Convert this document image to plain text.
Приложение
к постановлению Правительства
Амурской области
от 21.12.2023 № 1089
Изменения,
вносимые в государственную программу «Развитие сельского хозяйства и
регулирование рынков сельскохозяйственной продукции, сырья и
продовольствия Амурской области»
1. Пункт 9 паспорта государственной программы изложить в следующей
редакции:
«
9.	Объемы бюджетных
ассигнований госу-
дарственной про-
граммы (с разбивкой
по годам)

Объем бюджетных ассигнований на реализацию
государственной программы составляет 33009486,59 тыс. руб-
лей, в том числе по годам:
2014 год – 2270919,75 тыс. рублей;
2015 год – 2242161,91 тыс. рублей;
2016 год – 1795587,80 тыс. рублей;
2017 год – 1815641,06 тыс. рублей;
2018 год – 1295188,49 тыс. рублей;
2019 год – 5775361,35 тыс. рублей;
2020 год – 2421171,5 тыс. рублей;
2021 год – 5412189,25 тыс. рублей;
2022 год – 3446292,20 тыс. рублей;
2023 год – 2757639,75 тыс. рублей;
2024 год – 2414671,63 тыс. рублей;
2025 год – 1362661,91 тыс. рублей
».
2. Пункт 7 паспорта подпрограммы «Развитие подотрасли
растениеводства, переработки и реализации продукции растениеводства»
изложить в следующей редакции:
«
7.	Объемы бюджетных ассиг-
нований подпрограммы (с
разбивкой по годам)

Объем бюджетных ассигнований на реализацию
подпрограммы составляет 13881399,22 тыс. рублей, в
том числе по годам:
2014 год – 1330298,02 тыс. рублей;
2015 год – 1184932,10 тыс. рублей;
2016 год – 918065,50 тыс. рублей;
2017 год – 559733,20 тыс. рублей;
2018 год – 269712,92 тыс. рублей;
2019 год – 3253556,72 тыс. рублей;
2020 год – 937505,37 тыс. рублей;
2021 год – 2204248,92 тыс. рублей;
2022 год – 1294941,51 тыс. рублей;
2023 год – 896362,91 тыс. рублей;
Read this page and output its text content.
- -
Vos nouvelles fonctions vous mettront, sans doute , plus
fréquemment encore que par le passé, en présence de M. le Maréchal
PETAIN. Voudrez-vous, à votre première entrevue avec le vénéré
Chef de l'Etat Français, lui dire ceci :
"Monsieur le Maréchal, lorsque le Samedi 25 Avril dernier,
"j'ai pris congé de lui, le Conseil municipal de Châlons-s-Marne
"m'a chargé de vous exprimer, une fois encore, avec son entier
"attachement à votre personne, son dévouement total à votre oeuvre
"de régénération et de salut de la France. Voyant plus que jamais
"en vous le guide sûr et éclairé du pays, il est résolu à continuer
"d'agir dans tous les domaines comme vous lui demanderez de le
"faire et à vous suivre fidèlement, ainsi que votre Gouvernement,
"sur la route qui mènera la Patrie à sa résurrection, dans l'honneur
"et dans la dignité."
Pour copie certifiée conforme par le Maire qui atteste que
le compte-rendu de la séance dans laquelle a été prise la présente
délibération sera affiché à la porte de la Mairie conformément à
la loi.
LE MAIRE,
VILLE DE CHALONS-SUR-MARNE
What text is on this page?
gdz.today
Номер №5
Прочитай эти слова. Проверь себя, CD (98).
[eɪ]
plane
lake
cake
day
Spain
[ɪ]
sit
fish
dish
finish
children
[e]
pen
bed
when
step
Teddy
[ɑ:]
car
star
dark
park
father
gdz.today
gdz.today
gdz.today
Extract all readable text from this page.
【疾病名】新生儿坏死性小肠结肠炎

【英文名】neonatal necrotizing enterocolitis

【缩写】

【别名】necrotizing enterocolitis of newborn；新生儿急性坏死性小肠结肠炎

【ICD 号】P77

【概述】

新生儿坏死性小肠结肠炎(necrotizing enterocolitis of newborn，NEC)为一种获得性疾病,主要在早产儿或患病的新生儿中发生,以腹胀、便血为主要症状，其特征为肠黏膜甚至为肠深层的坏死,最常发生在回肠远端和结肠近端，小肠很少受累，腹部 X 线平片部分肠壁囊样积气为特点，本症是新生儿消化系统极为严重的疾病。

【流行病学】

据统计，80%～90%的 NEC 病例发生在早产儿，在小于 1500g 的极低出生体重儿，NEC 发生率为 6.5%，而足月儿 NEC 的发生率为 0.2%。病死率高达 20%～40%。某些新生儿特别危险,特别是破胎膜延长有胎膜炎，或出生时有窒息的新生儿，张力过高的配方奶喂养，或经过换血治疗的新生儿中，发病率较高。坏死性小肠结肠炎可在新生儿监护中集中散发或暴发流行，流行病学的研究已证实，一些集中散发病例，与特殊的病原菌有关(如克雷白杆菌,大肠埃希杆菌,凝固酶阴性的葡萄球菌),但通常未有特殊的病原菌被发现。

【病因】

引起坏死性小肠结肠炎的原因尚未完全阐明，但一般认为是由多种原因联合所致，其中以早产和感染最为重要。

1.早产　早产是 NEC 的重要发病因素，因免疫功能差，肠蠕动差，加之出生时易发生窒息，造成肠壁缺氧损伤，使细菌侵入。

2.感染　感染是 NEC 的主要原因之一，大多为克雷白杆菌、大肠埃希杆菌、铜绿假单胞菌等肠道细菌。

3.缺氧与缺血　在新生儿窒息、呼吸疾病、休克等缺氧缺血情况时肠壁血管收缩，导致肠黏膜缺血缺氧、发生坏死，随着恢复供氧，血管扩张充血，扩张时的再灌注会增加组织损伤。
---------------
Restate the whole listing exactly, leaving out nothing.

Convert this document image to plain text.
Приложение
к постановлению Правительства
Амурской области
от 21.12.2023 № 1089
Изменения,
вносимые в государственную программу «Развитие сельского хозяйства и
регулирование рынков сельскохозяйственной продукции, сырья и
продовольствия Амурской области»
1. Пункт 9 паспорта государственной программы изложить в следующей
редакции:
«
9.	Объемы бюджетных
ассигнований госу-
дарственной про-
граммы (с разбивкой
по годам)

Объем бюджетных ассигнований на реализацию
государственной программы составляет 33009486,59 тыс. руб-
лей, в том числе по годам:
2014 год – 2270919,75 тыс. рублей;
2015 год – 2242161,91 тыс. рублей;
2016 год – 1795587,80 тыс. рублей;
2017 год – 1815641,06 тыс. рублей;
2018 год – 1295188,49 тыс. рублей;
2019 год – 5775361,35 тыс. рублей;
2020 год – 2421171,5 тыс. рублей;
2021 год – 5412189,25 тыс. рублей;
2022 год – 3446292,20 тыс. рублей;
2023 год – 2757639,75 тыс. рублей;
2024 год – 2414671,63 тыс. рублей;
2025 год – 1362661,91 тыс. рублей
».
2. Пункт 7 паспорта подпрограммы «Развитие подотрасли
растениеводства, переработки и реализации продукции растениеводства»
изложить в следующей редакции:
«
7.	Объемы бюджетных ассиг-
нований подпрограммы (с
разбивкой по годам)

Объем бюджетных ассигнований на реализацию
подпрограммы составляет 13881399,22 тыс. рублей, в
том числе по годам:
2014 год – 1330298,02 тыс. рублей;
2015 год – 1184932,10 тыс. рублей;
2016 год – 918065,50 тыс. рублей;
2017 год – 559733,20 тыс. рублей;
2018 год – 269712,92 тыс. рублей;
2019 год – 3253556,72 тыс. рублей;
2020 год – 937505,37 тыс. рублей;
2021 год – 2204248,92 тыс. рублей;
2022 год – 1294941,51 тыс. рублей;
2023 год – 896362,91 тыс. рублей;
Read this page and output its text content.
- -
Vos nouvelles fonctions vous mettront, sans doute , plus
fréquemment encore que par le passé, en présence de M. le Maréchal
PETAIN. Voudrez-vous, à votre première entrevue avec le vénéré
Chef de l'Etat Français, lui dire ceci :
"Monsieur le Maréchal, lorsque le Samedi 25 Avril dernier,
"j'ai pris congé de lui, le Conseil municipal de Châlons-s-Marne
"m'a chargé de vous exprimer, une fois encore, avec son entier
"attachement à votre personne, son dévouement total à votre oeuvre
"de régénération et de salut de la France. Voyant plus que jamais
"en vous le guide sûr et éclairé du pays, il est résolu à continuer
"d'agir dans tous les domaines comme vous lui demanderez de le
"faire et à vous suivre fidèlement, ainsi que votre Gouvernement,
"sur la route qui mènera la Patrie à sa résurrection, dans l'honneur
"et dans la dignité."
Pour copie certifiée conforme par le Maire qui atteste que
le compte-rendu de la séance dans laquelle a été prise la présente
délibération sera affiché à la porte de la Mairie conformément à
la loi.
LE MAIRE,
VILLE DE CHALONS-SUR-MARNE
What text is on this page?
gdz.today
Номер №5
Прочитай эти слова. Проверь себя, CD (98).
[eɪ]
plane
lake
cake
day
Spain
[ɪ]
sit
fish
dish
finish
children
[e]
pen
bed
when
step
Teddy
[ɑ:]
car
star
dark
park
father
gdz.today
gdz.today
gdz.today
Extract all readable text from this page.
【疾病名】新生儿坏死性小肠结肠炎

【英文名】neonatal necrotizing enterocolitis

【缩写】

【别名】necrotizing enterocolitis of newborn；新生儿急性坏死性小肠结肠炎

【ICD 号】P77

【概述】

新生儿坏死性小肠结肠炎(necrotizing enterocolitis of newborn，NEC)为一种获得性疾病,主要在早产儿或患病的新生儿中发生,以腹胀、便血为主要症状，其特征为肠黏膜甚至为肠深层的坏死,最常发生在回肠远端和结肠近端，小肠很少受累，腹部 X 线平片部分肠壁囊样积气为特点，本症是新生儿消化系统极为严重的疾病。

【流行病学】

据统计，80%～90%的 NEC 病例发生在早产儿，在小于 1500g 的极低出生体重儿，NEC 发生率为 6.5%，而足月儿 NEC 的发生率为 0.2%。病死率高达 20%～40%。某些新生儿特别危险,特别是破胎膜延长有胎膜炎，或出生时有窒息的新生儿，张力过高的配方奶喂养，或经过换血治疗的新生儿中，发病率较高。坏死性小肠结肠炎可在新生儿监护中集中散发或暴发流行，流行病学的研究已证实，一些集中散发病例，与特殊的病原菌有关(如克雷白杆菌,大肠埃希杆菌,凝固酶阴性的葡萄球菌),但通常未有特殊的病原菌被发现。

【病因】

引起坏死性小肠结肠炎的原因尚未完全阐明，但一般认为是由多种原因联合所致，其中以早产和感染最为重要。

1.早产　早产是 NEC 的重要发病因素，因免疫功能差，肠蠕动差，加之出生时易发生窒息，造成肠壁缺氧损伤，使细菌侵入。

2.感染　感染是 NEC 的主要原因之一，大多为克雷白杆菌、大肠埃希杆菌、铜绿假单胞菌等肠道细菌。

3.缺氧与缺血　在新生儿窒息、呼吸疾病、休克等缺氧缺血情况时肠壁血管收缩，导致肠黏膜缺血缺氧、发生坏死，随着恢复供氧，血管扩张充血，扩张时的再灌注会增加组织损伤。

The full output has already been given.